What to produce
Your answer should be one number: how many lines of the data include the string "Unitary"?

"""

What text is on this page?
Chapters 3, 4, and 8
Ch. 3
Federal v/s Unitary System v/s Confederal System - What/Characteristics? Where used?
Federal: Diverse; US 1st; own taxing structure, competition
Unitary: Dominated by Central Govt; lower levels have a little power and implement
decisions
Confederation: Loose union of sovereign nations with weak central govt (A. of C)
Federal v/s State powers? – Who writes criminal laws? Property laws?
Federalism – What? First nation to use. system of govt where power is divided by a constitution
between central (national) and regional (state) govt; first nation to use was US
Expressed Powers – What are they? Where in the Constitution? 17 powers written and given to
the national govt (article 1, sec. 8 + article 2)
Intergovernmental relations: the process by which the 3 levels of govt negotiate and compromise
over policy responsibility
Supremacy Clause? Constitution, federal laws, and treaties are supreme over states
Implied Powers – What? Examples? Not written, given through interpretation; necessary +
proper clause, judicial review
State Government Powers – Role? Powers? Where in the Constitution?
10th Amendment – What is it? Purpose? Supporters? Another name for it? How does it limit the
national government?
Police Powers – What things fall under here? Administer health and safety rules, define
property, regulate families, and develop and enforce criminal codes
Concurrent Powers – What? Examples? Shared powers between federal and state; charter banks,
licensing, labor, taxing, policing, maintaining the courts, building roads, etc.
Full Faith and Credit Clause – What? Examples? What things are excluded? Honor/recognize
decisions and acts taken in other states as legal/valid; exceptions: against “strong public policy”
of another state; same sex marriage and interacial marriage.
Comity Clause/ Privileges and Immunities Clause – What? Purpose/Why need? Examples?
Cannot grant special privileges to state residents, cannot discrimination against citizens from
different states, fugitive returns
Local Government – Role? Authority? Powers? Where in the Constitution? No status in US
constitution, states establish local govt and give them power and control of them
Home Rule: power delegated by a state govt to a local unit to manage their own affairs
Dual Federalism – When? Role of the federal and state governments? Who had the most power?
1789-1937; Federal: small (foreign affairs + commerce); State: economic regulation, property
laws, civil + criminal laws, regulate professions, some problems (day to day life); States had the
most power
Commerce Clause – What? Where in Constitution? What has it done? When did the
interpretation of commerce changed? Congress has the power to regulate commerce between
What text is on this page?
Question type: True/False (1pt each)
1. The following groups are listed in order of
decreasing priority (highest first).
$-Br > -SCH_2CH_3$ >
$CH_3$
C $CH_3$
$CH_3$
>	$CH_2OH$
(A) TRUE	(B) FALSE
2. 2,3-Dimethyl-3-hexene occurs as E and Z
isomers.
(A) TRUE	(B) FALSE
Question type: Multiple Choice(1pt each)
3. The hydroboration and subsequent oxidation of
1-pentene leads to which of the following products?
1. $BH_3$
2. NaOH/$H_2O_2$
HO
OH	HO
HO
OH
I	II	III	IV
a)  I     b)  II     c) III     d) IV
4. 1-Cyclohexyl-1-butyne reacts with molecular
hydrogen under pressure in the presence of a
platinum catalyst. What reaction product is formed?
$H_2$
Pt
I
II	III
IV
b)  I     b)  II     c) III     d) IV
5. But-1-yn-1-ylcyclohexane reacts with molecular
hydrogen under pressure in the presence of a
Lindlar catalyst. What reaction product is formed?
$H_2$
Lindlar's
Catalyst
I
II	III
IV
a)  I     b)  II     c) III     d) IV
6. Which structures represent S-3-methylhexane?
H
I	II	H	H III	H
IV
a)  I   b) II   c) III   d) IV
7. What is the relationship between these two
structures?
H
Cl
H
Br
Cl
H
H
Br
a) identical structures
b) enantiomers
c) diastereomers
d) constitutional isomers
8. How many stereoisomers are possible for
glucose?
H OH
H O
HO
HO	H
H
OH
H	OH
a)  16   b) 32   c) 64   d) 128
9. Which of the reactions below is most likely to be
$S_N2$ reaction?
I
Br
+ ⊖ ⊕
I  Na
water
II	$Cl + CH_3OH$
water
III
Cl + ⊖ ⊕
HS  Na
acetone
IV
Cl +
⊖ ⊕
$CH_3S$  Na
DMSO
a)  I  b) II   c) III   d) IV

"""

Answer for the task
2